Prompt —
Transcribe every line, keeping it exact.

# # # # #

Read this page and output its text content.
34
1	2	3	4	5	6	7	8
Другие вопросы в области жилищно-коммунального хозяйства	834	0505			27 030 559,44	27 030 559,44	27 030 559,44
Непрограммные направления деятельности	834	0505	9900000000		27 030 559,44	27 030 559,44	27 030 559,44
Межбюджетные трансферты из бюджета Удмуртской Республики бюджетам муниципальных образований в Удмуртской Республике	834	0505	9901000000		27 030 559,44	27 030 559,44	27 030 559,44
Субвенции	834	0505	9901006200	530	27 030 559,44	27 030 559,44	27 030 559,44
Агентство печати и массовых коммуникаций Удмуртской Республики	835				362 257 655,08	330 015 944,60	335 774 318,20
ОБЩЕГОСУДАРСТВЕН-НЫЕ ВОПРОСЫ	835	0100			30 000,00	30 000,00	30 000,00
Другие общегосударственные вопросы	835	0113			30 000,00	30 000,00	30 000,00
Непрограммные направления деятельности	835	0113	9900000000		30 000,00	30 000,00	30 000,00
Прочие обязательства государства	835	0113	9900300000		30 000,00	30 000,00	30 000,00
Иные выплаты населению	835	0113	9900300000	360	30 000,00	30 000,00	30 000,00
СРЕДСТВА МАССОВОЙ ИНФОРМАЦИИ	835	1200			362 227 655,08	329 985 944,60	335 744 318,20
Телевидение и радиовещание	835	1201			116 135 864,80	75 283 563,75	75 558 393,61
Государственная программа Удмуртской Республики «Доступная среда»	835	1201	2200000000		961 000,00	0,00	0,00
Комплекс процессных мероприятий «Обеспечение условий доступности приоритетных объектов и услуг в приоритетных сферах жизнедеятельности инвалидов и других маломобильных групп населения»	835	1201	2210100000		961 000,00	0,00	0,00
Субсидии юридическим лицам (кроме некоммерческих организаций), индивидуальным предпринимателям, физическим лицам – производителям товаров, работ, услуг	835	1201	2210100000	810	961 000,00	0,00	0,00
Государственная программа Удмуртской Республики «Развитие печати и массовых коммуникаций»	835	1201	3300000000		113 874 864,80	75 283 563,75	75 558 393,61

# # # # #

Written response —
Read this page and output its text content.
34
1	2	3	4	5	6	7	8
Другие вопросы в области жилищно-коммунального хозяйства	834	0505			27 030 559,44	27 030 559,44	27 030 559,44
Непрограммные направления деятельности	834	0505	9900000000		27 030 559,44	27 030 559,44	27 030 559,44
Межбюджетные трансферты из бюджета Удмуртской Республики бюджетам муниципальных образований в Удмуртской Республике	834	0505	9901000000		27 030 559,44	27 030 559,44	27 030 559,44
Субвенции	834	0505	9901006200	530	27 030 559,44	27 030 559,44	27 030 559,44
Агентство печати и массовых коммуникаций Удмуртской Республики	835				362 257 655,08	330 015 944,60	335 774 318,20
ОБЩЕГОСУДАРСТВЕН-НЫЕ ВОПРОСЫ	835	0100			30 000,00	30 000,00	30 000,00
Другие общегосударственные вопросы	835	0113			30 000,00	30 000,00	30 000,00
Непрограммные направления деятельности	835	0113	9900000000		30 000,00	30 000,00	30 000,00
Прочие обязательства государства	835	0113	9900300000		30 000,00	30 000,00	30 000,00
Иные выплаты населению	835	0113	9900300000	360	30 000,00	30 000,00	30 000,00
СРЕДСТВА МАССОВОЙ ИНФОРМАЦИИ	835	1200			362 227 655,08	329 985 944,60	335 744 318,20
Телевидение и радиовещание	835	1201			116 135 864,80	75 283 563,75	75 558 393,61
Государственная программа Удмуртской Республики «Доступная среда»	835	1201	2200000000		961 000,00	0,00	0,00
Комплекс процессных мероприятий «Обеспечение условий доступности приоритетных объектов и услуг в приоритетных сферах жизнедеятельности инвалидов и других маломобильных групп населения»	835	1201	2210100000		961 000,00	0,00	0,00
Субсидии юридическим лицам (кроме некоммерческих организаций), индивидуальным предпринимателям, физическим лицам – производителям товаров, работ, услуг	835	1201	2210100000	810	961 000,00	0,00	0,00
Государственная программа Удмуртской Республики «Развитие печати и массовых коммуникаций»	835	1201	3300000000		113 874 864,80	75 283 563,75	75 558 393,61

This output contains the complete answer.